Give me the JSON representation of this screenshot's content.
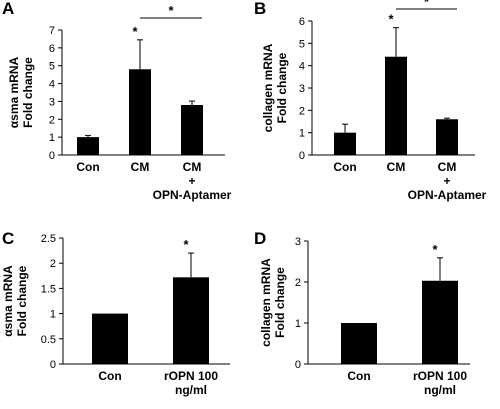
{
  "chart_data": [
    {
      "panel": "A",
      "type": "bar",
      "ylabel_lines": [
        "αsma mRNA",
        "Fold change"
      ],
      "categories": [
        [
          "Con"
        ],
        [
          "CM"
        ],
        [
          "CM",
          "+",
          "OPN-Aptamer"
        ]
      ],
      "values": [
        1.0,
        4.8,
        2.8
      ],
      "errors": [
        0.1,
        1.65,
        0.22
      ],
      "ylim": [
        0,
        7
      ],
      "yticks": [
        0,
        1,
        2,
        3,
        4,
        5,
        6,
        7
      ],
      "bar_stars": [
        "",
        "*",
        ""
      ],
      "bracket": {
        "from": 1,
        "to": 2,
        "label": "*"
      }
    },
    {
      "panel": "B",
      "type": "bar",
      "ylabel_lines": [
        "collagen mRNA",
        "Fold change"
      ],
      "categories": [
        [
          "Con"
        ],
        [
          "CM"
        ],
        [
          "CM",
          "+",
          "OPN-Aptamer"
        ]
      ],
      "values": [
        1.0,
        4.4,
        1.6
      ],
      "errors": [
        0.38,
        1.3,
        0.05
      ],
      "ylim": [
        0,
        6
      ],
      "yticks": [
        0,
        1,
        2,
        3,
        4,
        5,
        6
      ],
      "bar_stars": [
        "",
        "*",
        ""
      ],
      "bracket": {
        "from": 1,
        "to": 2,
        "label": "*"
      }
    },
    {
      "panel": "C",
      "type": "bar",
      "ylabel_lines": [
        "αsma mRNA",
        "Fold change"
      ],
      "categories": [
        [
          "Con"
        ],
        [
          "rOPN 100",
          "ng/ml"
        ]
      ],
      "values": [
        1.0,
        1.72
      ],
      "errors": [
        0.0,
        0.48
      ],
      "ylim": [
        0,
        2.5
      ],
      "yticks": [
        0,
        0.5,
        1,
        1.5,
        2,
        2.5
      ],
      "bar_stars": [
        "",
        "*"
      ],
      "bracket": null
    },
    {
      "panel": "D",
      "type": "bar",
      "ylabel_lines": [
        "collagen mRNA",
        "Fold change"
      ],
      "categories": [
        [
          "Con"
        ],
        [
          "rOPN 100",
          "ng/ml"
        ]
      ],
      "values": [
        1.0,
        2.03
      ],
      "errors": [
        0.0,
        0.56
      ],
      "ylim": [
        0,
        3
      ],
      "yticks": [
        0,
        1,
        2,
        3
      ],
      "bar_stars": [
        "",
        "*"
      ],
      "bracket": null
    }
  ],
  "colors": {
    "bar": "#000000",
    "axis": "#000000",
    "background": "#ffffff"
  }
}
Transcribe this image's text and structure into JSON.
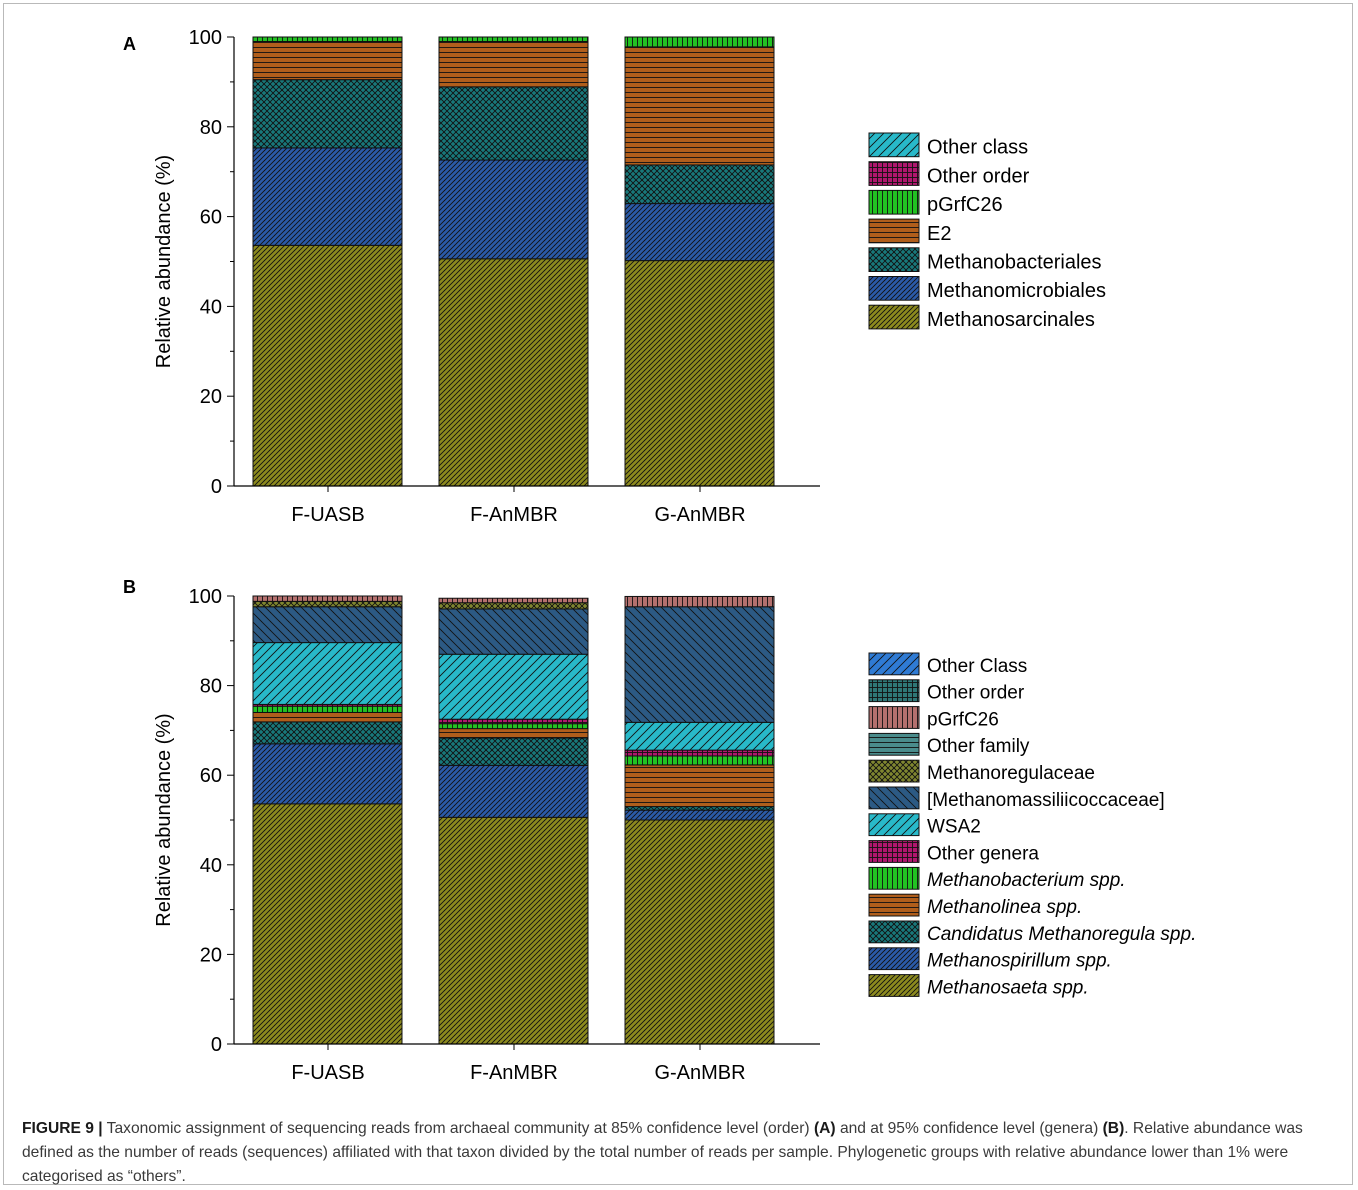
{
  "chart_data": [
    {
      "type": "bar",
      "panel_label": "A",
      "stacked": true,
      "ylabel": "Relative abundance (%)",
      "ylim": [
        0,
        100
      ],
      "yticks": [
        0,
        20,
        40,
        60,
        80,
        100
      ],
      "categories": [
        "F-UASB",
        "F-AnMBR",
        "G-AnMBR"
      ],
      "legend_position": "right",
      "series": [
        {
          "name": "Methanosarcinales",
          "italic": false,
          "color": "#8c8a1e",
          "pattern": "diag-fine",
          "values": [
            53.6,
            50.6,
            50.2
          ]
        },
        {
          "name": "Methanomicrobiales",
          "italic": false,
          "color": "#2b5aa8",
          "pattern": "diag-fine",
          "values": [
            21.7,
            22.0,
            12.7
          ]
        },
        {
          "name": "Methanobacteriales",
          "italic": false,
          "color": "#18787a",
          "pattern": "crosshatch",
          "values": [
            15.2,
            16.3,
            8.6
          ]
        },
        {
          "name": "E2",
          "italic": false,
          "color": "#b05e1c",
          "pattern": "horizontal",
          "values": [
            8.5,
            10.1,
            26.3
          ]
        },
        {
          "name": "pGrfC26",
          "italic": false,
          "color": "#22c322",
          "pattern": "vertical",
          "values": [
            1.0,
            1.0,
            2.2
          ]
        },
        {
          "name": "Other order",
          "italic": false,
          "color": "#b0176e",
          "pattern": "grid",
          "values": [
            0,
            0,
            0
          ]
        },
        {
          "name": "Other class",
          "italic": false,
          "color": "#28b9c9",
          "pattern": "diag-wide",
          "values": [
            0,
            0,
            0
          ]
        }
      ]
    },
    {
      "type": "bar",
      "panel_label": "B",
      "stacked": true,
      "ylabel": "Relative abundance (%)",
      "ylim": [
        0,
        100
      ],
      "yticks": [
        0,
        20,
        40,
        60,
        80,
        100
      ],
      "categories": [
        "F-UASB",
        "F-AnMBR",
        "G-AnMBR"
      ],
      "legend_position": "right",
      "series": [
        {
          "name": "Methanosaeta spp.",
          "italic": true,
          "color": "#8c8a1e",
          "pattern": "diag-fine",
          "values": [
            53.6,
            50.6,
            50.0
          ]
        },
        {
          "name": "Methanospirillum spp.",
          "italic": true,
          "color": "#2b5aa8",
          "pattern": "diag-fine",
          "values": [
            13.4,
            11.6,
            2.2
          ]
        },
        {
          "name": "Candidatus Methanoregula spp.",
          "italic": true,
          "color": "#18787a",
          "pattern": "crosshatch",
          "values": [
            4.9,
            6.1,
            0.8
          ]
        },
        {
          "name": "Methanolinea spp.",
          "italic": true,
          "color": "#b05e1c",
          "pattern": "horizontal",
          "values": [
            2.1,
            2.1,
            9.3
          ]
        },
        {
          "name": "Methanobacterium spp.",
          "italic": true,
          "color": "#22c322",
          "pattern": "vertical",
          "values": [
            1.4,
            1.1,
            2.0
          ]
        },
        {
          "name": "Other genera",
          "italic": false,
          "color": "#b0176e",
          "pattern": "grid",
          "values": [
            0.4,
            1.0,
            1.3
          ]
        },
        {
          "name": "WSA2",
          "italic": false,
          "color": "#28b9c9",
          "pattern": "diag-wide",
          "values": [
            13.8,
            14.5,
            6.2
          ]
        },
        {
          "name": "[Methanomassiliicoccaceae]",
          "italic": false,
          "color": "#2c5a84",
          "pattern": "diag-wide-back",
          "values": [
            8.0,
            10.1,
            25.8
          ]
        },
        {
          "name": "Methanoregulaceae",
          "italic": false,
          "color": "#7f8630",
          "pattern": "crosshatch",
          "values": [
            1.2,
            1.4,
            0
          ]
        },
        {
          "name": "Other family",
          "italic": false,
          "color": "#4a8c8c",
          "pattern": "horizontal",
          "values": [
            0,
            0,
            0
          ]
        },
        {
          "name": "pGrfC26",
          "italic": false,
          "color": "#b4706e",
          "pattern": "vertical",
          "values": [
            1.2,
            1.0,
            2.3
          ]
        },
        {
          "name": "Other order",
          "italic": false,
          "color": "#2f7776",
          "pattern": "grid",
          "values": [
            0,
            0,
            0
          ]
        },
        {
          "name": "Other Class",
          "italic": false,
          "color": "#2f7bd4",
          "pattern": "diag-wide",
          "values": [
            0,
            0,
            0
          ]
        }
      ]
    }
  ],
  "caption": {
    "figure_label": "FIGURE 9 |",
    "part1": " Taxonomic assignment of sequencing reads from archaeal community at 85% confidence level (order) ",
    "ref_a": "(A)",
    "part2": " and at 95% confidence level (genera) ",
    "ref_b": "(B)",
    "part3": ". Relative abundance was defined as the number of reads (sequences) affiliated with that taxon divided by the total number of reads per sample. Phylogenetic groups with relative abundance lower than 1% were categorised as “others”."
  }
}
· · · ·
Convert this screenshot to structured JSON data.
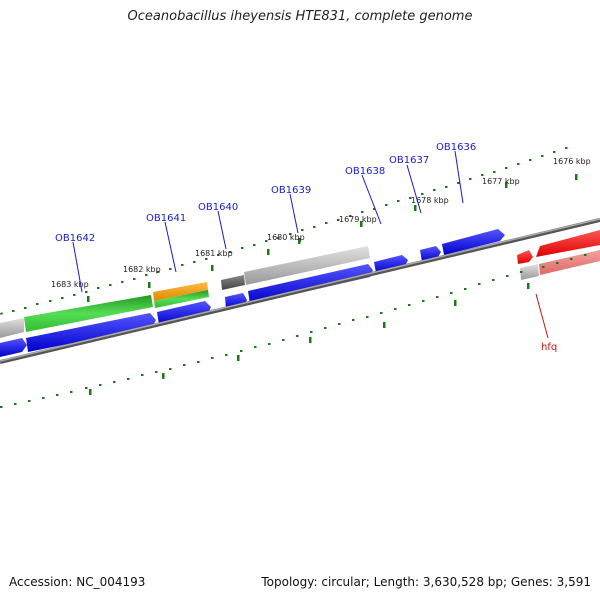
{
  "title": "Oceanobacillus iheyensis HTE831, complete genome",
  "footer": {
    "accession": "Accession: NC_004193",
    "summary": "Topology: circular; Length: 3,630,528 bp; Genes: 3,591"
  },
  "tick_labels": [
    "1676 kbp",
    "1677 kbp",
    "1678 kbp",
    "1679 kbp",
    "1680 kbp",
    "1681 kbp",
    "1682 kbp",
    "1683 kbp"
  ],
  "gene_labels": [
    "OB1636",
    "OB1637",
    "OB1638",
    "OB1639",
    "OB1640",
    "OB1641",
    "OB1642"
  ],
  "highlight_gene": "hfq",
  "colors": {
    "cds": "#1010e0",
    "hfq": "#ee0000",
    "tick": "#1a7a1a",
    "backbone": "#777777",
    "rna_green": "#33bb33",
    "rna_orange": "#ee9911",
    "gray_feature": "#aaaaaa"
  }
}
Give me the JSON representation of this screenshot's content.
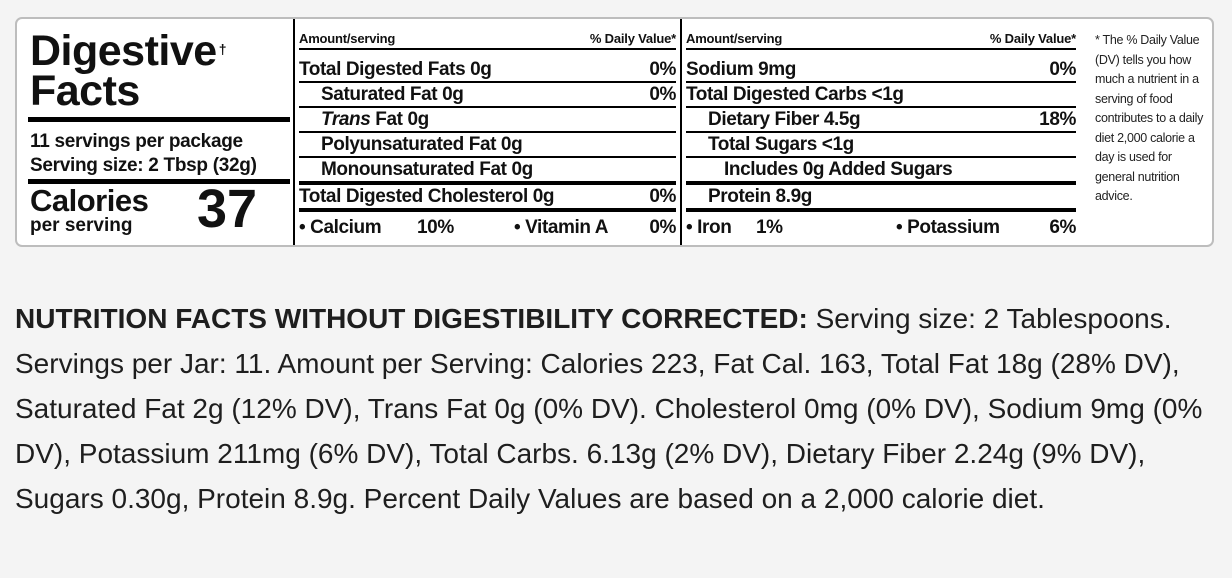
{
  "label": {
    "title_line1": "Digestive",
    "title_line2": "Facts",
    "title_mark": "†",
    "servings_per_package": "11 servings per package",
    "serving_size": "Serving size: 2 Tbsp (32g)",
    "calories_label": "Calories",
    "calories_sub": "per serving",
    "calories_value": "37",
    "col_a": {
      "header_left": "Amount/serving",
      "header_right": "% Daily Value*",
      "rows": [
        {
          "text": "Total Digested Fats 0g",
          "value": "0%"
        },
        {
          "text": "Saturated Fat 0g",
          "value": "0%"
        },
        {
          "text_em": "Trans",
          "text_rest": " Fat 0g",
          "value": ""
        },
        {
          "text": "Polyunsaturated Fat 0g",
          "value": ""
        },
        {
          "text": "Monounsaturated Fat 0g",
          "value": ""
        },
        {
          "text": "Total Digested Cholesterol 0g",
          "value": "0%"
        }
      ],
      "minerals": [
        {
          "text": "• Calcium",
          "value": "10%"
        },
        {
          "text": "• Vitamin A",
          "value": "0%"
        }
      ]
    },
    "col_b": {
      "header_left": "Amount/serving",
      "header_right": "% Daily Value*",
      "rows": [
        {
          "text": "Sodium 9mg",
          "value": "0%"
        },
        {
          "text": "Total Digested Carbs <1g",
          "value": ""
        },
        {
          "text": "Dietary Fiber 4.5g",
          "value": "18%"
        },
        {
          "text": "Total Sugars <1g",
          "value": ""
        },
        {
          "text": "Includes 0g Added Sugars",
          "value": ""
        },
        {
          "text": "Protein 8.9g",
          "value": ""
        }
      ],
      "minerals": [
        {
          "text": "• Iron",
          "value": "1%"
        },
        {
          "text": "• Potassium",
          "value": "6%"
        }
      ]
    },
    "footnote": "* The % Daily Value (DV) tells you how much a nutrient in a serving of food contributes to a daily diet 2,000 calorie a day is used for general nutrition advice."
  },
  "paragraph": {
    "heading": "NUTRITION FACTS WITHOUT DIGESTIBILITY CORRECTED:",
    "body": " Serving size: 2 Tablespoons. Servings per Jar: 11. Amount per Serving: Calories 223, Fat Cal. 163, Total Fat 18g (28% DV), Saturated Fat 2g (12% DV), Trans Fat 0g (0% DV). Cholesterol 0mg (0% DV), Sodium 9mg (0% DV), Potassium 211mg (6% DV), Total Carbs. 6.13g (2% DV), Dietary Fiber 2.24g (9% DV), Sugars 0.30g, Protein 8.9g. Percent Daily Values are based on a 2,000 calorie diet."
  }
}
· · · ·
WHAT IS BEING ASKED:
Copy every line from the records above that contains the string "this".

FINAL ANSWER:
Give me the JSON representation of this screenshot's content.
Transcribe this image's text and structure into JSON.
Convert this screenshot to structured JSON data.
Give me the JSON representation of this screenshot's content.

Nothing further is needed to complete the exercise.